- TEKS SUMBER:
--------

Cendekiawan Muslim tak cukup hanya memperbaiki diri. Mereka harus hadir memberi ilmu, membimbing umat, dan menjadi pelopor perubahan demi kemaslahatan dan kemajuan peradaban.
Kajian Ramadan bersama Ketua ICMI (Seri 30): Saatnya Cendekiawan Muslim Bangkit dan Mengambil Peran
Oleh Ulul Albab; Ketua Ikatan Cendekiawan Muslim Se-Indonesia (ICMI) Organisasi Wilayah (Orwil) Jawa Timur; Ketua Litbang DPP Amphuri, Pembina Yayasan Masjid Subulus Salam GWA Sidoarjo; dan Akademisi Universitas Dr. Soetomo Surabaya.
Tagar.co – Bulan Ramadan adalah momentum yang tepat untuk menggugah kesadaran para cendekiawan, khususnya cendekiawan Muslim, agar mengambil peran nyata dalam menginspirasi umat—menebar kemaslahatan, serta berkontribusi mengubah dunia menjadi lebih baik sesuai ajaran Al-Qur’an.
Seri kajian Ramadan kali ini saya susun secara khusus untuk mengajak para cendekiawan Muslim mengambil bagian dalam perjuangan ini. Sebagaimana ribuan, bahkan mungkin jutaan cendekiawan Muslim di seluruh dunia yang telah melakukannya, khususnya di bulan suci ini.
Baca juga: Momen Berkesan di Kajian Ramadan: Ketika Ilmu, Kebersamaan, dan Spiritualitas Menyatu
Pertanyaan reflektif yang perlu kita ajukan sebagai cendekiawan Muslim: Apa yang sudah kita lakukan di bulan Ramadan ini? Sudahkah kita memanfaatkan bulan penuh berkah ini untuk memberi manfaat kepada umat? Atau justru kita lebih banyak sibuk mengurusi diri sendiri, memperbaiki ibadah, dan berlomba-lomba meraih pahala?
Jangan salah paham. Memperbanyak ibadah tentu baik. Namun, bukankah sebagai cendekiawan kita memiliki tanggung jawab lebih dari itu? Apa arti ilmu yang kita miliki jika hanya disimpan dan diamalkan untuk kepentingan pribadi? Cendekiawan sejati tak cukup sibuk dengan dirinya sendiri. Justru, di bulan Ramadan ini, kita dituntut untuk lebih banyak memberi—terutama memberi ilmu, mendidik, dan menginspirasi umat.
Para Cendekiawan di Era Rasulullah dan Sahabat
Mari kita renungkan sejenak bagaimana peran para cendekiawan pada masa Rasulullah Saw. Beliau, sebagai pemimpin umat sekaligus cendekiawan terbesar, tidak pernah melewatkan Ramadan tanpa menyampaikan ilmu dan pengajaran kepada umatnya. Setiap kesempatan beliau manfaatkan untuk menambah pengetahuan, memperbaiki akhlak, dan membimbing umat menuju kebaikan.

--------

- INFORMASI YANG DITAMPILKAN:
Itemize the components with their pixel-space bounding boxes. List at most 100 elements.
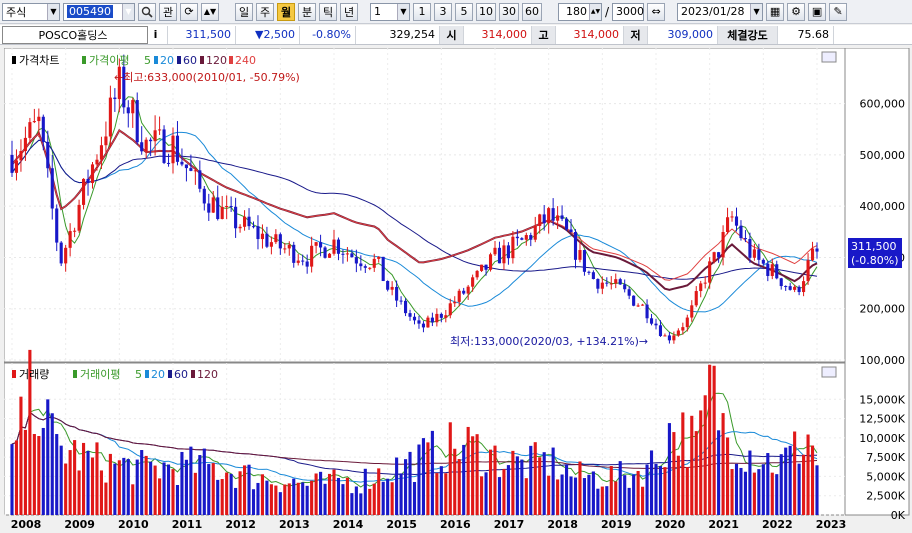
interval-60-button[interactable]: 60 (522, 2, 542, 21)
volume-bar (336, 477, 341, 515)
candle-body (345, 253, 349, 255)
volume-bar (256, 482, 260, 515)
volume-bar (86, 450, 90, 515)
tools-icon[interactable]: ✎ (829, 2, 848, 21)
volume-bar (319, 471, 323, 515)
volume-bar (667, 423, 671, 515)
candle-body (287, 244, 291, 249)
volume-bar (636, 471, 640, 515)
volume-bar (618, 461, 622, 515)
view-count-input[interactable]: 180 ▲▼ (558, 2, 602, 21)
interval-3-button[interactable]: 3 (434, 2, 452, 21)
candle-body (260, 233, 265, 240)
price-panel[interactable] (4, 48, 846, 363)
period-year-button[interactable]: 년 (340, 2, 358, 21)
price-y-label: 200,000 (860, 303, 906, 316)
period-week-button[interactable]: 주 (256, 2, 274, 21)
volume-bar (439, 466, 443, 515)
volume-bar (171, 469, 175, 515)
interval-10-button[interactable]: 10 (476, 2, 496, 21)
candle-body (636, 305, 640, 307)
market-select[interactable]: 주식 ▼ (2, 2, 60, 21)
candle-body (515, 236, 519, 239)
volume-bar (251, 489, 256, 515)
volume-bar (484, 472, 488, 515)
volume-bar (502, 469, 506, 515)
candle-body (524, 235, 528, 240)
interval-30-button[interactable]: 30 (499, 2, 519, 21)
volume-bar (591, 471, 595, 515)
price-y-label: 400,000 (860, 200, 906, 213)
volume-bar (810, 445, 815, 515)
candle-body (359, 263, 363, 267)
candle-body (587, 271, 591, 273)
volume-bar (658, 466, 663, 515)
candle-body (435, 313, 439, 323)
panel-close-icon[interactable] (821, 51, 837, 63)
candle-body (225, 205, 229, 207)
candle-body (372, 258, 376, 268)
candle-body (301, 260, 305, 262)
volume-bar (582, 478, 587, 515)
candle-body (269, 242, 273, 247)
volume-bar (466, 426, 470, 515)
chevron-down-icon[interactable]: ▼ (750, 3, 763, 20)
count-separator: / (605, 4, 610, 19)
period-day-button[interactable]: 일 (235, 2, 253, 21)
legend-marker (191, 370, 195, 378)
volume-ma120-legend: 120 (197, 368, 218, 381)
volume-value: 329,254 (356, 25, 440, 44)
chevron-down-icon[interactable]: ▼ (122, 3, 134, 20)
volume-bar (788, 445, 792, 515)
stock-chart[interactable]: 600,000500,000400,000300,000200,000100,0… (4, 48, 910, 532)
volume-bar (175, 485, 180, 515)
volume-bar (497, 477, 502, 515)
gear-icon[interactable]: ⚙ (787, 2, 806, 21)
candle-body (600, 282, 604, 289)
chevron-down-icon[interactable]: ▼ (397, 3, 409, 20)
search-icon[interactable] (138, 2, 156, 21)
total-count-input[interactable]: 3000 (612, 2, 645, 21)
period-month-button[interactable]: 월 (277, 2, 295, 21)
volume-bar (162, 462, 166, 515)
date-select[interactable]: 2023/01/28 ▼ (677, 2, 764, 21)
candle-body (645, 304, 649, 319)
volume-bar (90, 457, 95, 515)
candle-body (564, 218, 569, 230)
candle-body (712, 252, 716, 262)
volume-bar (600, 486, 604, 515)
refresh-icon[interactable]: ⟳ (180, 2, 198, 21)
interval-5-button[interactable]: 5 (455, 2, 473, 21)
spinner-icon[interactable]: ▲▼ (589, 3, 601, 20)
candle-body (502, 245, 506, 264)
info-bar: POSCO홀딩스 i 311,500 ▼2,500 -0.80% 329,254… (0, 25, 912, 45)
x-axis-label: 2010 (118, 518, 149, 531)
chart-kind-button[interactable]: 관 (159, 2, 177, 21)
candle-body (368, 267, 372, 269)
volume-bar (166, 464, 171, 515)
grid-settings-icon[interactable]: ▦ (766, 2, 785, 21)
candle-body (390, 286, 394, 290)
max-annotation: ←최고:633,000(2010/01, -50.79%) (114, 71, 300, 84)
spinner-icon[interactable]: ▲▼ (201, 2, 219, 21)
info-button[interactable]: i (148, 25, 168, 44)
price-ma60-legend: 60 (183, 54, 197, 67)
interval-1-button[interactable]: 1 (413, 2, 431, 21)
save-icon[interactable]: ▣ (808, 2, 827, 21)
candle-body (180, 161, 184, 165)
stock-code-input[interactable]: 005490 ▼ (63, 2, 135, 21)
stock-name[interactable]: POSCO홀딩스 (2, 25, 148, 44)
volume-bar (341, 484, 345, 515)
expand-icon[interactable]: ⇔ (647, 2, 666, 21)
candle-body (166, 162, 171, 164)
period-minute-button[interactable]: 분 (298, 2, 316, 21)
chevron-down-icon[interactable]: ▼ (47, 3, 59, 20)
volume-bar (135, 459, 139, 515)
interval-select[interactable]: 1 ▼ (370, 2, 410, 21)
volume-bar (806, 434, 810, 515)
volume-bar (421, 438, 426, 515)
period-tick-button[interactable]: 틱 (319, 2, 337, 21)
candle-body (520, 238, 524, 240)
candle-body (430, 317, 434, 323)
panel-close-icon[interactable] (821, 366, 837, 378)
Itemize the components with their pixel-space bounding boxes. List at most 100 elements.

--------

- TUJUAN 1: Sebutkan semua jabatan dan peran Ulul Albab yang tercantum dalam teks tentang peran cendekiawan Muslim.
- TUJUAN 2: Salinlah tanpa perubahan penggalan teks tentang peran cendekiawan Muslim, mulai dari "Baca juga: Momen" hingga "berlomba-lomba meraih pahala?".

- JAWABAN 1:
- Ketua Ikatan Cendekiawan Muslim Se-Indonesia (ICMI) Organisasi Wilayah (Orwil) Jawa Timur
- Ketua Litbang DPP Amphuri
- Pembina Yayasan Masjid Subulus Salam GWA Sidoarjo
- Akademisi Universitas Dr. Soetomo Surabaya

- JAWABAN 2:
Baca juga: Momen Berkesan di Kajian Ramadan: Ketika Ilmu, Kebersamaan, dan Spiritualitas Menyatu
Pertanyaan reflektif yang perlu kita ajukan sebagai cendekiawan Muslim: Apa yang sudah kita lakukan di bulan Ramadan ini? Sudahkah kita memanfaatkan bulan penuh berkah ini untuk memberi manfaat kepada umat? Atau justru kita lebih banyak sibuk mengurusi diri sendiri, memperbaiki ibadah, dan berlomba-lomba meraih pahala?